— Start of Source records —

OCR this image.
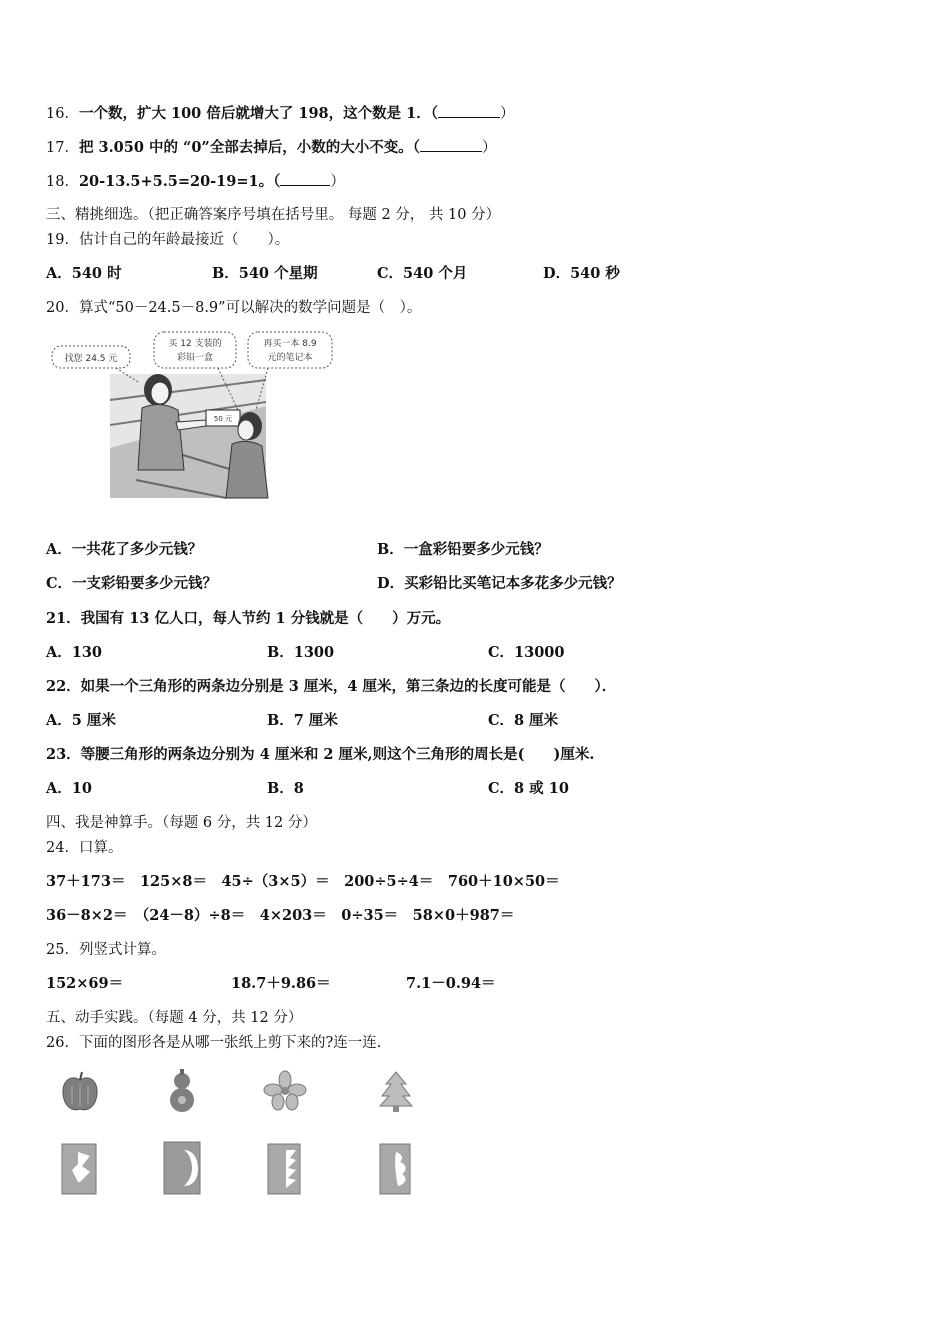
16．一个数，扩大 100 倍后就增大了 198，这个数是 1．（	）
17．把 3.050 中的 “0”全部去掉后，小数的大小不变。（	）
18．20-13.5+5.5=20-19=1。（	）
三、精挑细选。（把正确答案序号填在括号里。 每题 2 分， 共 10 分）
19．估计自己的年龄最接近（　　）。
A．540 时	B．540 个星期	C．540 个月	D．540 秒
20．算式“50－24.5－8.9”可以解决的数学问题是（　）。
50 元
找您 24.5 元
买 12 支装的
彩铅一盒
再买一本 8.9
元的笔记本
A．一共花了多少元钱？	B．一盒彩铅要多少元钱？
C．一支彩铅要多少元钱？	D．买彩铅比买笔记本多花多少元钱？
21．我国有 13 亿人口，每人节约 1 分钱就是（　　）万元。
A．130	B．1300	C．13000
22．如果一个三角形的两条边分别是 3 厘米，4 厘米，第三条边的长度可能是（　　）．
A．5 厘米	B．7 厘米	C．8 厘米
23．等腰三角形的两条边分别为 4 厘米和 2 厘米,则这个三角形的周长是(　　)厘米.
A．10	B．8	C．8 或 10
四、我是神算手。（每题 6 分，共 12 分）
24．口算。
37＋173＝　125×8＝　45÷（3×5）＝　200÷5÷4＝　760＋10×50＝
36－8×2＝　（24－8）÷8＝　4×203＝　0÷35＝　58×0＋987＝
25．列竖式计算。
152×69＝	18.7＋9.86＝	7.1－0.94＝
五、动手实践。（每题 4 分，共 12 分）
26．下面的图形各是从哪一张纸上剪下来的?连一连.
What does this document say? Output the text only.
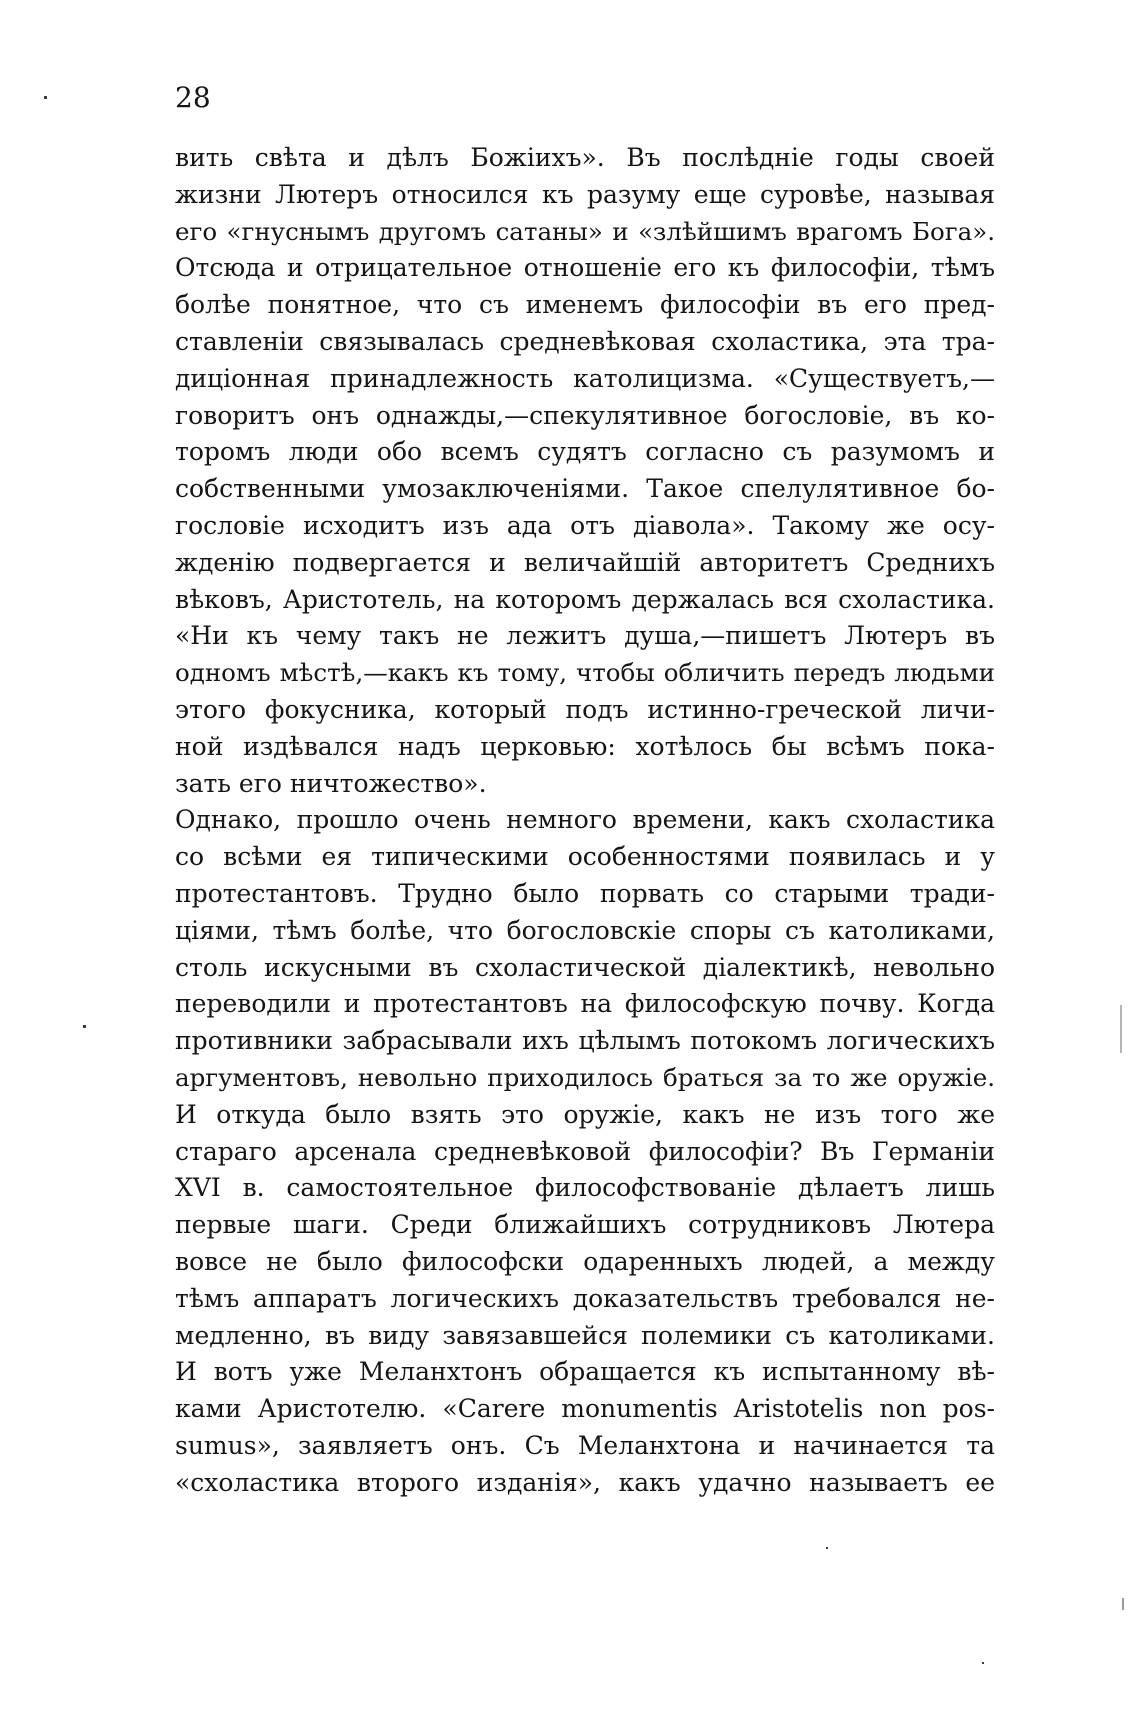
28
вить свѣта и дѣлъ Божіихъ». Въ послѣдніе годы своей
жизни Лютеръ относился къ разуму еще суровѣе, называя
его «гнуснымъ другомъ сатаны» и «злѣйшимъ врагомъ Бога».
Отсюда и отрицательное отношеніе его къ философіи, тѣмъ
болѣе понятное, что съ именемъ философіи въ его пред-
ставленіи связывалась средневѣковая схоластика, эта тра-
диціонная принадлежность католицизма. «Существуетъ,—
говоритъ онъ однажды,—спекулятивное богословіе, въ ко-
торомъ люди обо всемъ судятъ согласно съ разумомъ и
собственными умозаключеніями. Такое спелулятивное бо-
гословіе исходитъ изъ ада отъ діавола». Такому же осу-
жденію подвергается и величайшій авторитетъ Среднихъ
вѣковъ, Аристотель, на которомъ держалась вся схоластика.
«Ни къ чему такъ не лежитъ душа,—пишетъ Лютеръ въ
одномъ мѣстѣ,—какъ къ тому, чтобы обличить передъ людьми
этого фокусника, который подъ истинно-греческой личи-
ной издѣвался надъ церковью: хотѣлось бы всѣмъ пока-
зать его ничтожество».
Однако, прошло очень немного времени, какъ схоластика
со всѣми ея типическими особенностями появилась и у
протестантовъ. Трудно было порвать со старыми тради-
ціями, тѣмъ болѣе, что богословскіе споры съ католиками,
столь искусными въ схоластической діалектикѣ, невольно
переводили и протестантовъ на философскую почву. Когда
противники забрасывали ихъ цѣлымъ потокомъ логическихъ
аргументовъ, невольно приходилось браться за то же оружіе.
И откуда было взять это оружіе, какъ не изъ того же
стараго арсенала средневѣковой философіи? Въ Германіи
XVI в. самостоятельное философствованіе дѣлаетъ лишь
первые шаги. Среди ближайшихъ сотрудниковъ Лютера
вовсе не было философски одаренныхъ людей, а между
тѣмъ аппаратъ логическихъ доказательствъ требовался не-
медленно, въ виду завязавшейся полемики съ католиками.
И вотъ уже Меланхтонъ обращается къ испытанному вѣ-
ками Аристотелю. «Carere monumentis Aristotelis non pos-
sumus», заявляетъ онъ. Съ Меланхтона и начинается та
«схоластика второго изданія», какъ удачно называетъ ее
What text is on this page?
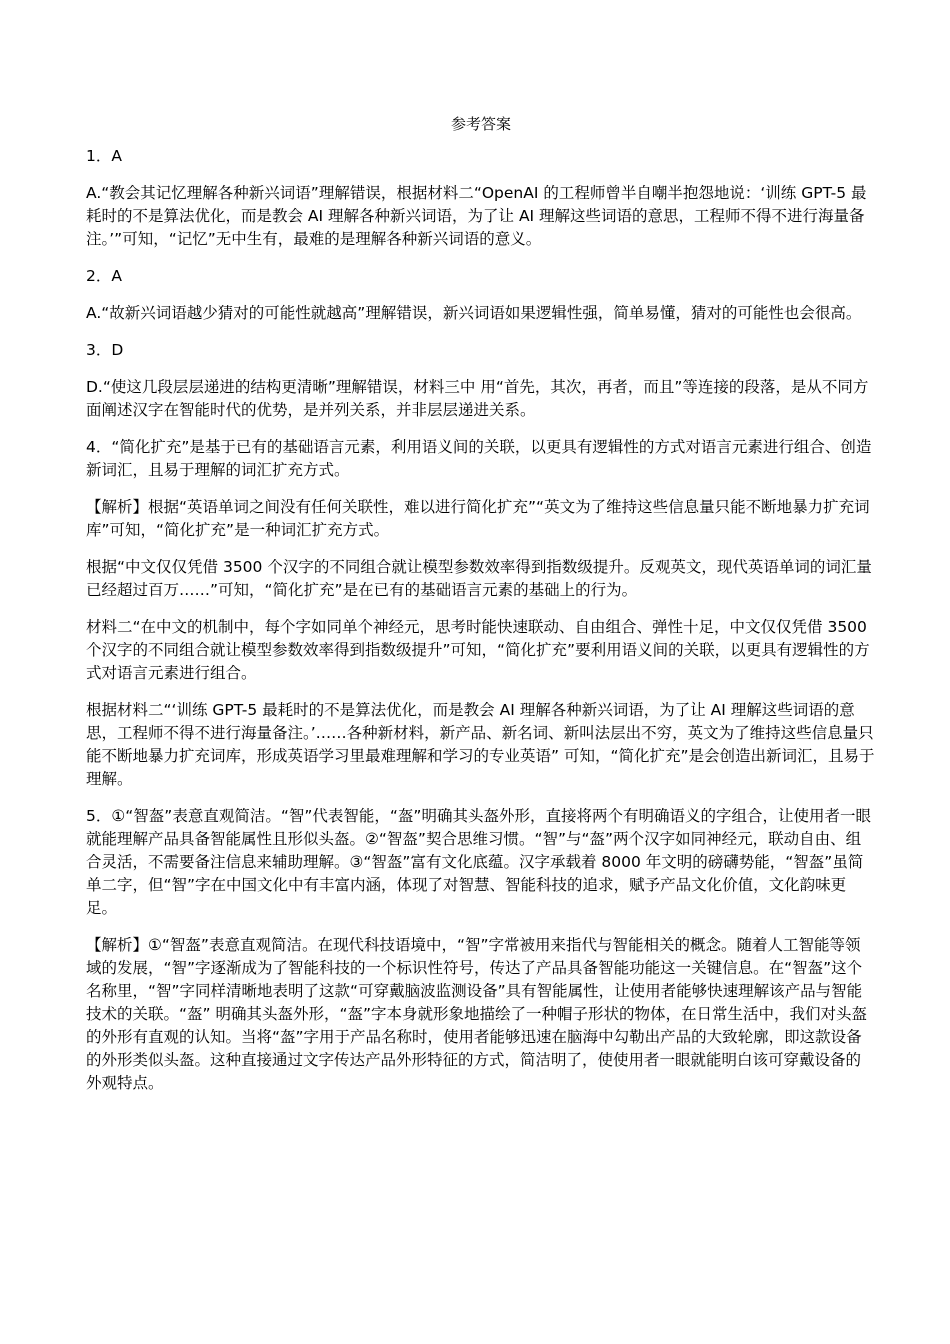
参考答案
1．A
A.“教会其记忆理解各种新兴词语”理解错误，根据材料二“OpenAI 的工程师曾半自嘲半抱怨地说：‘训练 GPT-5 最耗时的不是算法优化，而是教会 AI 理解各种新兴词语，为了让 AI 理解这些词语的意思，工程师不得不进行海量备注。’”可知，“记忆”无中生有，最难的是理解各种新兴词语的意义。
2．A
A.“故新兴词语越少猜对的可能性就越高”理解错误，新兴词语如果逻辑性强，简单易懂，猜对的可能性也会很高。
3．D
D.“使这几段层层递进的结构更清晰”理解错误，材料三中 用“首先，其次，再者，而且”等连接的段落，是从不同方面阐述汉字在智能时代的优势，是并列关系，并非层层递进关系。
4．“简化扩充”是基于已有的基础语言元素，利用语义间的关联，以更具有逻辑性的方式对语言元素进行组合、创造新词汇，且易于理解的词汇扩充方式。
【解析】根据“英语单词之间没有任何关联性，难以进行简化扩充”“英文为了维持这些信息量只能不断地暴力扩充词库”可知，“简化扩充”是一种词汇扩充方式。
根据“中文仅仅凭借 3500 个汉字的不同组合就让模型参数效率得到指数级提升。反观英文，现代英语单词的词汇量已经超过百万……”可知，“简化扩充”是在已有的基础语言元素的基础上的行为。
材料二“在中文的机制中，每个字如同单个神经元，思考时能快速联动、自由组合、弹性十足，中文仅仅凭借 3500 个汉字的不同组合就让模型参数效率得到指数级提升”可知，“简化扩充”要利用语义间的关联，以更具有逻辑性的方式对语言元素进行组合。
根据材料二“‘训练 GPT-5 最耗时的不是算法优化，而是教会 AI 理解各种新兴词语，为了让 AI 理解这些词语的意思，工程师不得不进行海量备注。’……各种新材料，新产品、新名词、新叫法层出不穷，英文为了维持这些信息量只能不断地暴力扩充词库，形成英语学习里最难理解和学习的专业英语” 可知，“简化扩充”是会创造出新词汇，且易于理解。
5．①“智盔”表意直观简洁。“智”代表智能，“盔”明确其头盔外形，直接将两个有明确语义的字组合，让使用者一眼就能理解产品具备智能属性且形似头盔。②“智盔”契合思维习惯。“智”与“盔”两个汉字如同神经元，联动自由、组合灵活，不需要备注信息来辅助理解。③“智盔”富有文化底蕴。汉字承载着 8000 年文明的磅礴势能，“智盔”虽简单二字，但“智”字在中国文化中有丰富内涵，体现了对智慧、智能科技的追求，赋予产品文化价值，文化韵味更足。
【解析】①“智盔”表意直观简洁。在现代科技语境中，“智”字常被用来指代与智能相关的概念。随着人工智能等领域的发展，“智”字逐渐成为了智能科技的一个标识性符号，传达了产品具备智能功能这一关键信息。在“智盔”这个名称里，“智”字同样清晰地表明了这款“可穿戴脑波监测设备”具有智能属性，让使用者能够快速理解该产品与智能技术的关联。“盔” 明确其头盔外形，“盔”字本身就形象地描绘了一种帽子形状的物体，在日常生活中，我们对头盔的外形有直观的认知。当将“盔”字用于产品名称时，使用者能够迅速在脑海中勾勒出产品的大致轮廓，即这款设备的外形类似头盔。这种直接通过文字传达产品外形特征的方式，简洁明了，使使用者一眼就能明白该可穿戴设备的外观特点。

— End of Source records —

### Stated exercise:
Where a line in the entries holds the word "this", copy that line.

### Written solution:
OCR this image.
What does this document say? Output the text only.
What text is on this page?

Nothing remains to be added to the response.